What you should do: Among the lines below, count those with "first". Give only the number.

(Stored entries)

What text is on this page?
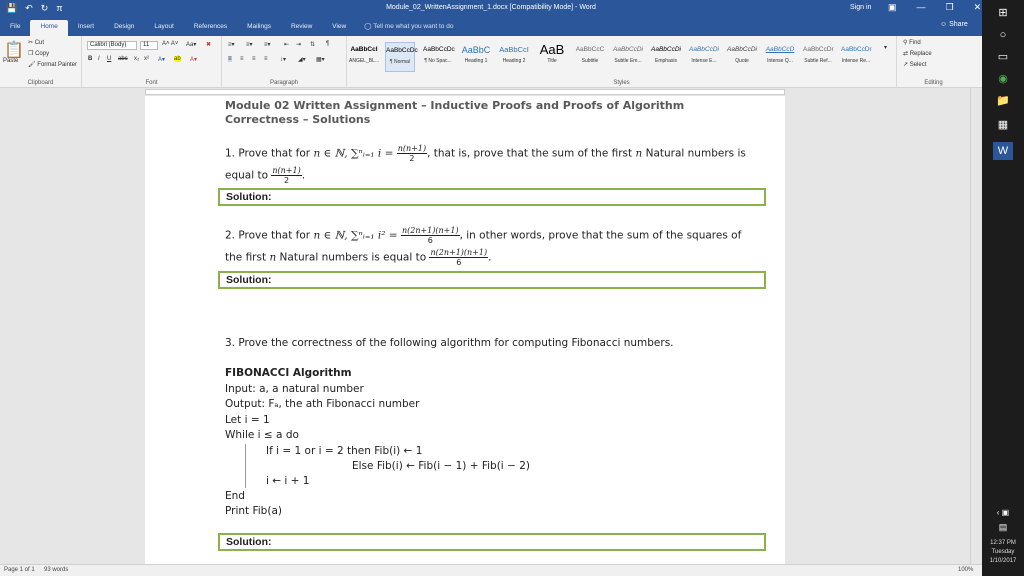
💾 ↶ ↻ π	Module_02_WrittenAssignment_1.docx [Compatibility Mode] - Word	Sign in ▣ — ❐ ✕
File	Home	Insert	Design	Layout	References	Mailings	Review	View	◯ Tell me what you want to do	☺ Share
📋
Paste
✂ Cut
❐ Copy
🖌 Format Painter
Clipboard
Calibri (Body)	11	A˄ A˅ Aa▾ ✖
B I U abc x₂ x² A▾ ab A▾
Font
≡▾ ≡▾ ≡▾ ⇤ ⇥ ⇅ ¶
≡ ≡ ≡ ≡ ↕▾ ◢▾ ▦▾
Paragraph
AaBbCcI
ANGEL_BL...
AaBbCcDc
¶ Normal
AaBbCcDc
¶ No Spac...
AaBbC
Heading 1
AaBbCcI
Heading 2
AaB
Title
AaBbCcC
Subtitle
AaBbCcDi
Subtle Em...
AaBbCcDi
Emphasis
AaBbCcDi
Intense E...
AaBbCcDi
Quote
AaBbCcD
Intense Q...
AaBbCcDr
Subtle Ref...
AaBbCcDr
Intense Re...
▾
Styles
⚲ Find
⇄ Replace
↗ Select
Editing
Module 02 Written Assignment – Inductive Proofs and Proofs of Algorithm Correctness – Solutions
1. Prove that for n ∈ ℕ, ∑ⁿᵢ₌₁ $i = \frac{n(n+1)}{2}$ , that is, prove that the sum of the first n Natural numbers is
equal to $\frac{n(n+1)}{2}$ .
2. Prove that for n ∈ ℕ, ∑ⁿᵢ₌₁ $i^2 = \frac{n(2n+1)(n+1)}{6}$ , in other words, prove that the sum of the squares of
the first n Natural numbers is equal to $\frac{n(2n+1)(n+1)}{6}$ .
3. Prove the correctness of the following algorithm for computing Fibonacci numbers.
FIBONACCI Algorithm
Input: a, a natural number
Output: Fₐ, the ath Fibonacci number
Let i = 1
While i ≤ a do
If i = 1 or i = 2 then Fib(i) ← 1
Else Fib(i) ← Fib(i − 1) + Fib(i − 2)
i ← i + 1
End
Print Fib(a)
Solution:
Solution:
Solution:
Page 1 of 1 93 words	100%
⊞
○
▭
◉
📁
▦
W
‹ ▣
▤
12:37 PM
Tuesday
1/10/2017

Reply: 2